→ **INSTRUCTIONS TO FOLLOW**: Copy out the records in full, word for word, without pictures.
[EXTRACTED MATERIAL start]
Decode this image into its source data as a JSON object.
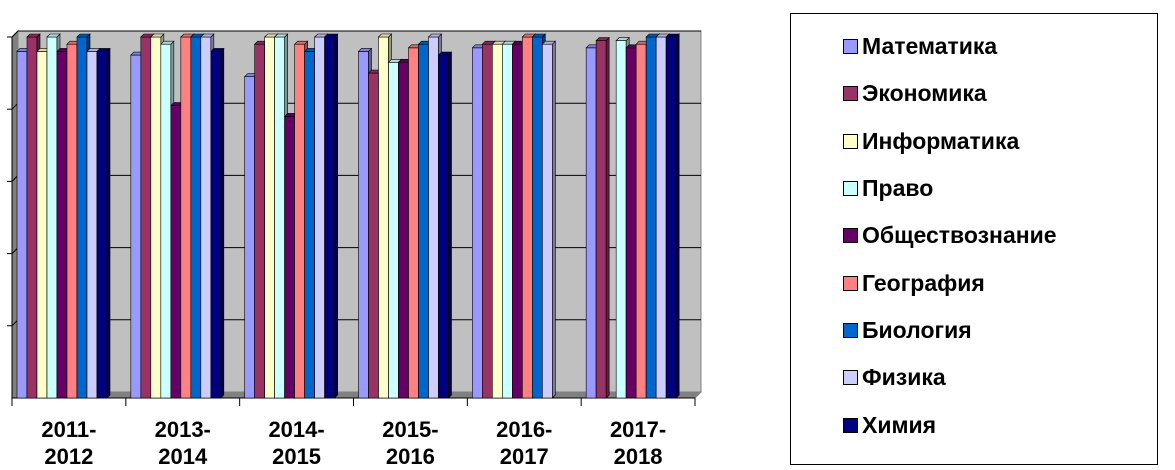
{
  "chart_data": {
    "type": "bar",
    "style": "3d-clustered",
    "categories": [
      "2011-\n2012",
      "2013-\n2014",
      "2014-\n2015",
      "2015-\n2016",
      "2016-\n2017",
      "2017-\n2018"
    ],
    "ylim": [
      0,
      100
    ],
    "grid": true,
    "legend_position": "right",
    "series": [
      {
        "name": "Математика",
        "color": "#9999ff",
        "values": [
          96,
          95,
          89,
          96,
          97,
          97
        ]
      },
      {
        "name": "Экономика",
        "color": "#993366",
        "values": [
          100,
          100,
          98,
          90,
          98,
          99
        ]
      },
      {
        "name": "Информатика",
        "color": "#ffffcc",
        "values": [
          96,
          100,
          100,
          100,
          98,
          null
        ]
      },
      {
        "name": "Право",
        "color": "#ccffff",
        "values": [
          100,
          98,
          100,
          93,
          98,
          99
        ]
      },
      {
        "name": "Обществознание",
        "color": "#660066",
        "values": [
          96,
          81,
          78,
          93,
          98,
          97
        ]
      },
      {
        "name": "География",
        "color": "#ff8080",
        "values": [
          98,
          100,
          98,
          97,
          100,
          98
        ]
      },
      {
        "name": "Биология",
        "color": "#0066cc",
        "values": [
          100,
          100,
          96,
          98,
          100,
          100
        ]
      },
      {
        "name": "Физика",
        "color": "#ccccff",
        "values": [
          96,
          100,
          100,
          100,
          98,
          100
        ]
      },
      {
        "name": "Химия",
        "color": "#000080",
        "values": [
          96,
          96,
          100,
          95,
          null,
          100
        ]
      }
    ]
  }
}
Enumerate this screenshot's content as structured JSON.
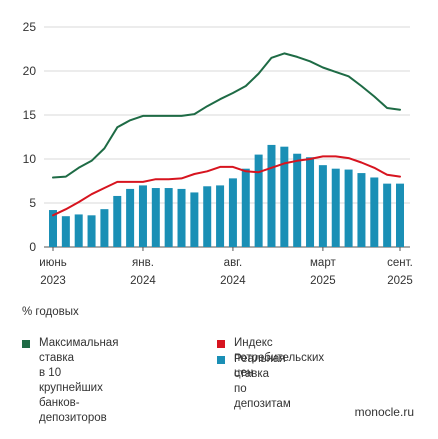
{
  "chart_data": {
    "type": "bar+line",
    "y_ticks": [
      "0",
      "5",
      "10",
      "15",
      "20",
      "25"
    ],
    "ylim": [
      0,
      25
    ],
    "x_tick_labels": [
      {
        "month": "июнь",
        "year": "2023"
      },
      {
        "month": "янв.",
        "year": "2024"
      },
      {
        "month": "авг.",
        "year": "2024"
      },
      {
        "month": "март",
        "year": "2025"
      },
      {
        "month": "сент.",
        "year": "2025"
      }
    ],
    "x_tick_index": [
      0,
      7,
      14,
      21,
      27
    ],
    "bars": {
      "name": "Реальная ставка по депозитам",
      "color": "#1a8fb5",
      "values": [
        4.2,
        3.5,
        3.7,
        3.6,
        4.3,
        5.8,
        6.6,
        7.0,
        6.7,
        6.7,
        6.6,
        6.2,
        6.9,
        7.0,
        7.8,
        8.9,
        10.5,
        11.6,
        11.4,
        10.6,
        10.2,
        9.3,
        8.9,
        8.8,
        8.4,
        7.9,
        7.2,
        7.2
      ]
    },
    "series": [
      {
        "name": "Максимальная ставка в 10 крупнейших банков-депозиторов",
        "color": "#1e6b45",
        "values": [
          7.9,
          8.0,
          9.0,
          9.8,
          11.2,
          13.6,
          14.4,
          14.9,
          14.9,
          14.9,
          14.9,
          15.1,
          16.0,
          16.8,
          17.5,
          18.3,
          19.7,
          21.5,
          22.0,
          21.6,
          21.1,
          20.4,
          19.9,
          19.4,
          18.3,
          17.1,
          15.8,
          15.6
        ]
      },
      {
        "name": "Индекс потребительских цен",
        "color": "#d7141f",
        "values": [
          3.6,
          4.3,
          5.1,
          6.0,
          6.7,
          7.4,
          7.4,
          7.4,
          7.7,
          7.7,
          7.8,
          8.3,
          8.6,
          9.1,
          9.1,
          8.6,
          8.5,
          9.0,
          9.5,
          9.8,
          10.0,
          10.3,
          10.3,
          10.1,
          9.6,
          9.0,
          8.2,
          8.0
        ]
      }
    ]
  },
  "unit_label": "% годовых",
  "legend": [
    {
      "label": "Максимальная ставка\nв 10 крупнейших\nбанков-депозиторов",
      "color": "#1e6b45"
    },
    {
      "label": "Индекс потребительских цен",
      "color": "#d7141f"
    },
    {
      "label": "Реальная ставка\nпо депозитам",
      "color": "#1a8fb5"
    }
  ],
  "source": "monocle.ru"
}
[EXTRACTED MATERIAL end]
→ **REPLY TO THE EXERCISE**:
Decode this image into its source data as a JSON object.
{
  "chart_data": {
    "type": "bar",
    "style": "3d-clustered",
    "categories": [
      "2011-\n2012",
      "2013-\n2014",
      "2014-\n2015",
      "2015-\n2016",
      "2016-\n2017",
      "2017-\n2018"
    ],
    "ylim": [
      0,
      100
    ],
    "grid": true,
    "legend_position": "right",
    "series": [
      {
        "name": "Математика",
        "color": "#9999ff",
        "values": [
          96,
          95,
          89,
          96,
          97,
          97
        ]
      },
      {
        "name": "Экономика",
        "color": "#993366",
        "values": [
          100,
          100,
          98,
          90,
          98,
          99
        ]
      },
      {
        "name": "Информатика",
        "color": "#ffffcc",
        "values": [
          96,
          100,
          100,
          100,
          98,
          null
        ]
      },
      {
        "name": "Право",
        "color": "#ccffff",
        "values": [
          100,
          98,
          100,
          93,
          98,
          99
        ]
      },
      {
        "name": "Обществознание",
        "color": "#660066",
        "values": [
          96,
          81,
          78,
          93,
          98,
          97
        ]
      },
      {
        "name": "География",
        "color": "#ff8080",
        "values": [
          98,
          100,
          98,
          97,
          100,
          98
        ]
      },
      {
        "name": "Биология",
        "color": "#0066cc",
        "values": [
          100,
          100,
          96,
          98,
          100,
          100
        ]
      },
      {
        "name": "Физика",
        "color": "#ccccff",
        "values": [
          96,
          100,
          100,
          100,
          98,
          100
        ]
      },
      {
        "name": "Химия",
        "color": "#000080",
        "values": [
          96,
          96,
          100,
          95,
          null,
          100
        ]
      }
    ]
  }
}
Enumerate this screenshot's content as structured JSON.
{
  "chart_data": {
    "type": "bar+line",
    "y_ticks": [
      "0",
      "5",
      "10",
      "15",
      "20",
      "25"
    ],
    "ylim": [
      0,
      25
    ],
    "x_tick_labels": [
      {
        "month": "июнь",
        "year": "2023"
      },
      {
        "month": "янв.",
        "year": "2024"
      },
      {
        "month": "авг.",
        "year": "2024"
      },
      {
        "month": "март",
        "year": "2025"
      },
      {
        "month": "сент.",
        "year": "2025"
      }
    ],
    "x_tick_index": [
      0,
      7,
      14,
      21,
      27
    ],
    "bars": {
      "name": "Реальная ставка по депозитам",
      "color": "#1a8fb5",
      "values": [
        4.2,
        3.5,
        3.7,
        3.6,
        4.3,
        5.8,
        6.6,
        7.0,
        6.7,
        6.7,
        6.6,
        6.2,
        6.9,
        7.0,
        7.8,
        8.9,
        10.5,
        11.6,
        11.4,
        10.6,
        10.2,
        9.3,
        8.9,
        8.8,
        8.4,
        7.9,
        7.2,
        7.2
      ]
    },
    "series": [
      {
        "name": "Максимальная ставка в 10 крупнейших банков-депозиторов",
        "color": "#1e6b45",
        "values": [
          7.9,
          8.0,
          9.0,
          9.8,
          11.2,
          13.6,
          14.4,
          14.9,
          14.9,
          14.9,
          14.9,
          15.1,
          16.0,
          16.8,
          17.5,
          18.3,
          19.7,
          21.5,
          22.0,
          21.6,
          21.1,
          20.4,
          19.9,
          19.4,
          18.3,
          17.1,
          15.8,
          15.6
        ]
      },
      {
        "name": "Индекс потребительских цен",
        "color": "#d7141f",
        "values": [
          3.6,
          4.3,
          5.1,
          6.0,
          6.7,
          7.4,
          7.4,
          7.4,
          7.7,
          7.7,
          7.8,
          8.3,
          8.6,
          9.1,
          9.1,
          8.6,
          8.5,
          9.0,
          9.5,
          9.8,
          10.0,
          10.3,
          10.3,
          10.1,
          9.6,
          9.0,
          8.2,
          8.0
        ]
      }
    ]
  },
  "unit_label": "% годовых",
  "legend": [
    {
      "label": "Максимальная ставка\nв 10 крупнейших\nбанков-депозиторов",
      "color": "#1e6b45"
    },
    {
      "label": "Индекс потребительских цен",
      "color": "#d7141f"
    },
    {
      "label": "Реальная ставка\nпо депозитам",
      "color": "#1a8fb5"
    }
  ],
  "source": "monocle.ru"
}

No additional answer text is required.